[start of Data rows]
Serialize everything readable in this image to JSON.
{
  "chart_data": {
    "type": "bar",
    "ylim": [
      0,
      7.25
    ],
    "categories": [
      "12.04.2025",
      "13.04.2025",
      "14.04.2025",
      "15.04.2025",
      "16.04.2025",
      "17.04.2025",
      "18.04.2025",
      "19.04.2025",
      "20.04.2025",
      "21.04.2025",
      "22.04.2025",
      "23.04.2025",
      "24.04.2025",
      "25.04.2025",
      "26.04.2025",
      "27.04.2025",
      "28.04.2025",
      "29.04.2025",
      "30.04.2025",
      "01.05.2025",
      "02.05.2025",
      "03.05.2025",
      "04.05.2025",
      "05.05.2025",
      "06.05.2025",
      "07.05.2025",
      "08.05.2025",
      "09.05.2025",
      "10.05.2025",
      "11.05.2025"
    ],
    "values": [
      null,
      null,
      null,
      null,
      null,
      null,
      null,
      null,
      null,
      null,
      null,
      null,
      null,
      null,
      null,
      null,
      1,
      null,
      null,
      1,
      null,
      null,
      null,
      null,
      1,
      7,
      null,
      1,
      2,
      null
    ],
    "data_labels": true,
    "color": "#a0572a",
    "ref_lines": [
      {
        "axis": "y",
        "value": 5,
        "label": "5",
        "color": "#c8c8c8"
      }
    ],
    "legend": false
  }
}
[end of Data rows]
What this task involves = Above are the records; retype them all without a single difference.

Result of the exercise =
Serialize everything readable in this image to JSON.
{
  "chart_data": {
    "type": "bar",
    "ylim": [
      0,
      7.25
    ],
    "categories": [
      "12.04.2025",
      "13.04.2025",
      "14.04.2025",
      "15.04.2025",
      "16.04.2025",
      "17.04.2025",
      "18.04.2025",
      "19.04.2025",
      "20.04.2025",
      "21.04.2025",
      "22.04.2025",
      "23.04.2025",
      "24.04.2025",
      "25.04.2025",
      "26.04.2025",
      "27.04.2025",
      "28.04.2025",
      "29.04.2025",
      "30.04.2025",
      "01.05.2025",
      "02.05.2025",
      "03.05.2025",
      "04.05.2025",
      "05.05.2025",
      "06.05.2025",
      "07.05.2025",
      "08.05.2025",
      "09.05.2025",
      "10.05.2025",
      "11.05.2025"
    ],
    "values": [
      null,
      null,
      null,
      null,
      null,
      null,
      null,
      null,
      null,
      null,
      null,
      null,
      null,
      null,
      null,
      null,
      1,
      null,
      null,
      1,
      null,
      null,
      null,
      null,
      1,
      7,
      null,
      1,
      2,
      null
    ],
    "data_labels": true,
    "color": "#a0572a",
    "ref_lines": [
      {
        "axis": "y",
        "value": 5,
        "label": "5",
        "color": "#c8c8c8"
      }
    ],
    "legend": false
  }
}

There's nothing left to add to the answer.